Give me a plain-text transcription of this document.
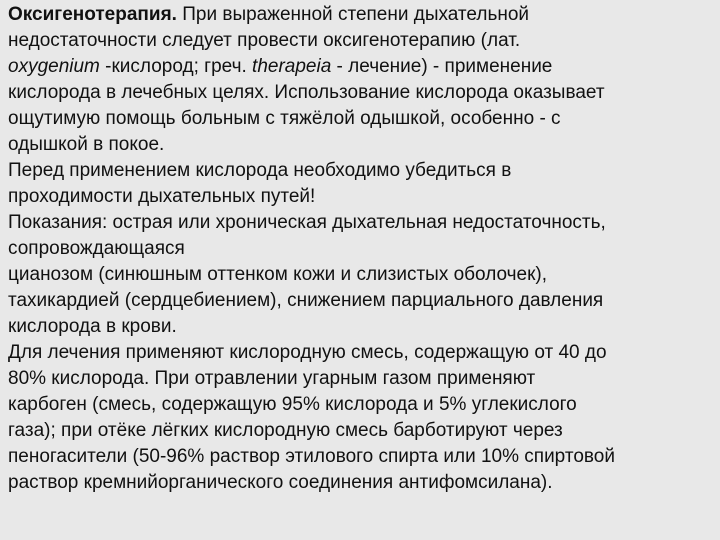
Оксигенотерапия. При выраженной степени дыхательной
недостаточности следует провести оксигенотерапию (лат.
oxygenium -кислород; греч. therapeia - лечение) - применение
кислорода в лечебных целях. Использование кислорода оказывает
ощутимую помощь больным с тяжёлой одышкой, особенно - с
одышкой в покое.
Перед применением кислорода необходимо убедиться в
проходимости дыхательных путей!
Показания: острая или хроническая дыхательная недостаточность,
сопровождающаяся
цианозом (синюшным оттенком кожи и слизистых оболочек),
тахикардией (сердцебиением), снижением парциального давления
кислорода в крови.
Для лечения применяют кислородную смесь, содержащую от 40 до
80% кислорода. При отравлении угарным газом применяют
карбоген (смесь, содержащую 95% кислорода и 5% углекислого
газа); при отёке лёгких кислородную смесь барботируют через
пеногасители (50-96% раствор этилового спирта или 10% спиртовой
раствор кремнийорганического соединения антифомсилана).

------------------------

Directions for this task: Retype every entry verbatim and exclude the pictures from the copy.

Completed exercise:
Give me a plain-text transcription of this document.
Оксигенотерапия. При выраженной степени дыхательной
недостаточности следует провести оксигенотерапию (лат.
oxygenium -кислород; греч. therapeia - лечение) - применение
кислорода в лечебных целях. Использование кислорода оказывает
ощутимую помощь больным с тяжёлой одышкой, особенно - с
одышкой в покое.
Перед применением кислорода необходимо убедиться в
проходимости дыхательных путей!
Показания: острая или хроническая дыхательная недостаточность,
сопровождающаяся
цианозом (синюшным оттенком кожи и слизистых оболочек),
тахикардией (сердцебиением), снижением парциального давления
кислорода в крови.
Для лечения применяют кислородную смесь, содержащую от 40 до
80% кислорода. При отравлении угарным газом применяют
карбоген (смесь, содержащую 95% кислорода и 5% углекислого
газа); при отёке лёгких кислородную смесь барботируют через
пеногасители (50-96% раствор этилового спирта или 10% спиртовой
раствор кремнийорганического соединения антифомсилана).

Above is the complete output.